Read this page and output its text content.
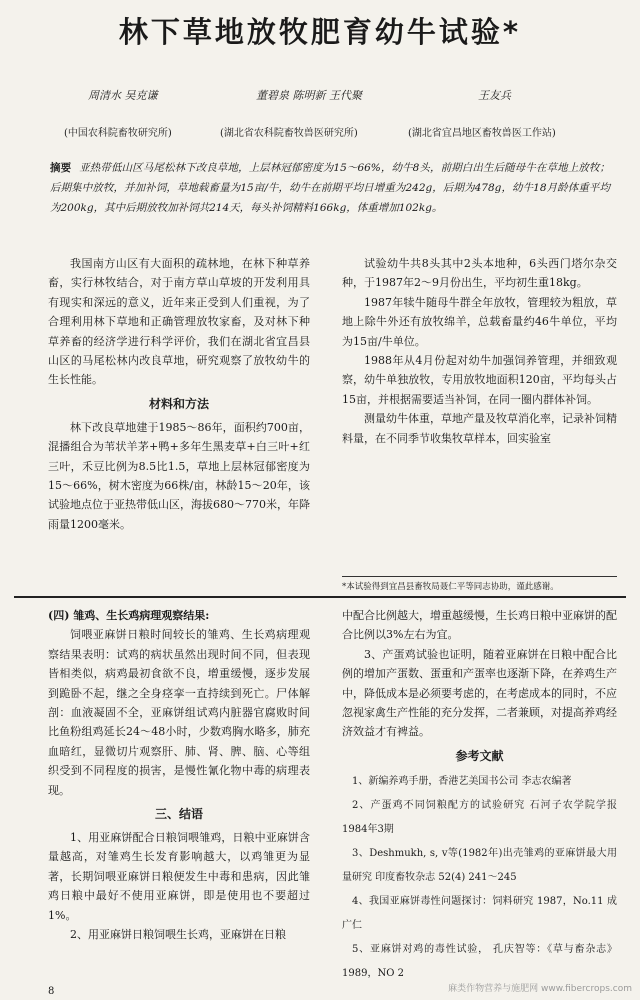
林下草地放牧肥育幼牛试验*
周清水 吴克谦	董碧泉 陈明新 王代聚	王友兵
(中国农科院畜牧研究所)	(湖北省农科院畜牧兽医研究所)	(湖北省宜昌地区畜牧兽医工作站)
摘要 亚热带低山区马尾松林下改良草地，上层林冠郁密度为15～66%，幼牛8头，前期白出生后随母牛在草地上放牧；后期集中放牧，并加补饲，草地载畜量为15亩/牛，幼牛在前期平均日增重为242g，后期为478g，幼牛18月龄体重平均为200kg，其中后期放牧加补饲共214天，每头补饲精料166kg，体重增加102kg。

我国南方山区有大面积的疏林地，在林下种草养畜，实行林牧结合，对于南方草山草坡的开发利用具有现实和深远的意义，近年来正受到人们重视，为了合理利用林下草地和正确管理放牧家畜，及对林下种草养畜的经济学进行科学评价，我们在湖北省宜昌县山区的马尾松林内改良草地，研究观察了放牧幼牛的生长性能。

材料和方法

林下改良草地建于1985～86年，面积约700亩，混播组合为苇状羊茅+鸭+多年生黑麦草+白三叶+红三叶，禾豆比例为8.5比1.5，草地上层林冠郁密度为15～66%，树木密度为66株/亩，林龄15～20年，该试验地点位于亚热带低山区，海拔680～770米，年降雨量1200毫米。

试验幼牛共8头其中2头本地种，6头西门塔尔杂交种，于1987年2～9月份出生，平均初生重18kg。

1987年犊牛随母牛群全年放牧，管理较为粗放，草地上除牛外还有放牧绵羊，总载畜量约46牛单位，平均为15亩/牛单位。

1988年从4月份起对幼牛加强饲养管理，并细致观察，幼牛单独放牧，专用放牧地面积120亩，平均每头占15亩，并根据需要适当补饲，在同一圈内群体补饲。

测量幼牛体重，草地产量及牧草消化率，记录补饲精料量，在不同季节收集牧草样本，回实验室

*本试验得到宜昌县畜牧局聂仁平等同志协助，谨此感谢。

(四) 雏鸡、生长鸡病理观察结果:

饲喂亚麻饼日粮时间较长的雏鸡、生长鸡病理观察结果表明：试鸡的病状虽然出现时间不同，但表现皆相类似，病鸡最初食欲不良，增重缓慢，逐步发展到跪卧不起，继之全身痉挛一直持续到死亡。尸体解剖：血液凝固不全，亚麻饼组试鸡内脏器官腐败时间比鱼粉组鸡延长24～48小时，少数鸡胸水略多，肺充血暗红，显微切片观察肝、肺、肾、脾、脑、心等组织受到不同程度的损害，是慢性氰化物中毒的病理表现。

三、结语

1、用亚麻饼配合日粮饲喂雏鸡，日粮中亚麻饼含量越高，对雏鸡生长发育影响越大，以鸡雏更为显著，长期饲喂亚麻饼日粮便发生中毒和患病，因此雏鸡日粮中最好不使用亚麻饼，即是使用也不要超过1%。

2、用亚麻饼日粮饲喂生长鸡，亚麻饼在日粮

中配合比例越大，增重越缓慢，生长鸡日粮中亚麻饼的配合比例以3%左右为宜。

3、产蛋鸡试验也证明，随着亚麻饼在日粮中配合比例的增加产蛋数、蛋重和产蛋率也逐渐下降，在养鸡生产中，降低成本是必须要考虑的，在考虑成本的同时，不应忽视家禽生产性能的充分发挥，二者兼顾，对提高养鸡经济效益才有裨益。

参考文献
1、新编养鸡手册，香港艺美国书公司 李志农编著
2、产蛋鸡不同饲粮配方的试验研究 石河子农学院学报 1984年3期
3、Deshmukh, s, v等(1982年)出壳雏鸡的亚麻饼最大用量研究 印度畜牧杂志 52(4) 241～245
4、我国亚麻饼毒性问题探讨：饲料研究 1987，No.11 成广仁
5、亚麻饼对鸡的毒性试验， 孔庆智等：《草与畜杂志》 1989，NO 2
8	麻类作物营养与施肥网 www.fibercrops.com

** OBJECTIVE **
Each record must be quoted in full and exactly. Do not include the pictures.

** WRITTEN RESPONSE **
Read this page and output its text content.
林下草地放牧肥育幼牛试验*
周清水 吴克谦	董碧泉 陈明新 王代聚	王友兵
(中国农科院畜牧研究所)	(湖北省农科院畜牧兽医研究所)	(湖北省宜昌地区畜牧兽医工作站)
摘要 亚热带低山区马尾松林下改良草地，上层林冠郁密度为15～66%，幼牛8头，前期白出生后随母牛在草地上放牧；后期集中放牧，并加补饲，草地载畜量为15亩/牛，幼牛在前期平均日增重为242g，后期为478g，幼牛18月龄体重平均为200kg，其中后期放牧加补饲共214天，每头补饲精料166kg，体重增加102kg。

我国南方山区有大面积的疏林地，在林下种草养畜，实行林牧结合，对于南方草山草坡的开发利用具有现实和深远的意义，近年来正受到人们重视，为了合理利用林下草地和正确管理放牧家畜，及对林下种草养畜的经济学进行科学评价，我们在湖北省宜昌县山区的马尾松林内改良草地，研究观察了放牧幼牛的生长性能。

材料和方法

林下改良草地建于1985～86年，面积约700亩，混播组合为苇状羊茅+鸭+多年生黑麦草+白三叶+红三叶，禾豆比例为8.5比1.5，草地上层林冠郁密度为15～66%，树木密度为66株/亩，林龄15～20年，该试验地点位于亚热带低山区，海拔680～770米，年降雨量1200毫米。

试验幼牛共8头其中2头本地种，6头西门塔尔杂交种，于1987年2～9月份出生，平均初生重18kg。

1987年犊牛随母牛群全年放牧，管理较为粗放，草地上除牛外还有放牧绵羊，总载畜量约46牛单位，平均为15亩/牛单位。

1988年从4月份起对幼牛加强饲养管理，并细致观察，幼牛单独放牧，专用放牧地面积120亩，平均每头占15亩，并根据需要适当补饲，在同一圈内群体补饲。

测量幼牛体重，草地产量及牧草消化率，记录补饲精料量，在不同季节收集牧草样本，回实验室

*本试验得到宜昌县畜牧局聂仁平等同志协助，谨此感谢。

(四) 雏鸡、生长鸡病理观察结果:

饲喂亚麻饼日粮时间较长的雏鸡、生长鸡病理观察结果表明：试鸡的病状虽然出现时间不同，但表现皆相类似，病鸡最初食欲不良，增重缓慢，逐步发展到跪卧不起，继之全身痉挛一直持续到死亡。尸体解剖：血液凝固不全，亚麻饼组试鸡内脏器官腐败时间比鱼粉组鸡延长24～48小时，少数鸡胸水略多，肺充血暗红，显微切片观察肝、肺、肾、脾、脑、心等组织受到不同程度的损害，是慢性氰化物中毒的病理表现。

三、结语

1、用亚麻饼配合日粮饲喂雏鸡，日粮中亚麻饼含量越高，对雏鸡生长发育影响越大，以鸡雏更为显著，长期饲喂亚麻饼日粮便发生中毒和患病，因此雏鸡日粮中最好不使用亚麻饼，即是使用也不要超过1%。

2、用亚麻饼日粮饲喂生长鸡，亚麻饼在日粮

中配合比例越大，增重越缓慢，生长鸡日粮中亚麻饼的配合比例以3%左右为宜。

3、产蛋鸡试验也证明，随着亚麻饼在日粮中配合比例的增加产蛋数、蛋重和产蛋率也逐渐下降，在养鸡生产中，降低成本是必须要考虑的，在考虑成本的同时，不应忽视家禽生产性能的充分发挥，二者兼顾，对提高养鸡经济效益才有裨益。

参考文献
1、新编养鸡手册，香港艺美国书公司 李志农编著
2、产蛋鸡不同饲粮配方的试验研究 石河子农学院学报 1984年3期
3、Deshmukh, s, v等(1982年)出壳雏鸡的亚麻饼最大用量研究 印度畜牧杂志 52(4) 241～245
4、我国亚麻饼毒性问题探讨：饲料研究 1987，No.11 成广仁
5、亚麻饼对鸡的毒性试验， 孔庆智等：《草与畜杂志》 1989，NO 2
8	麻类作物营养与施肥网 www.fibercrops.com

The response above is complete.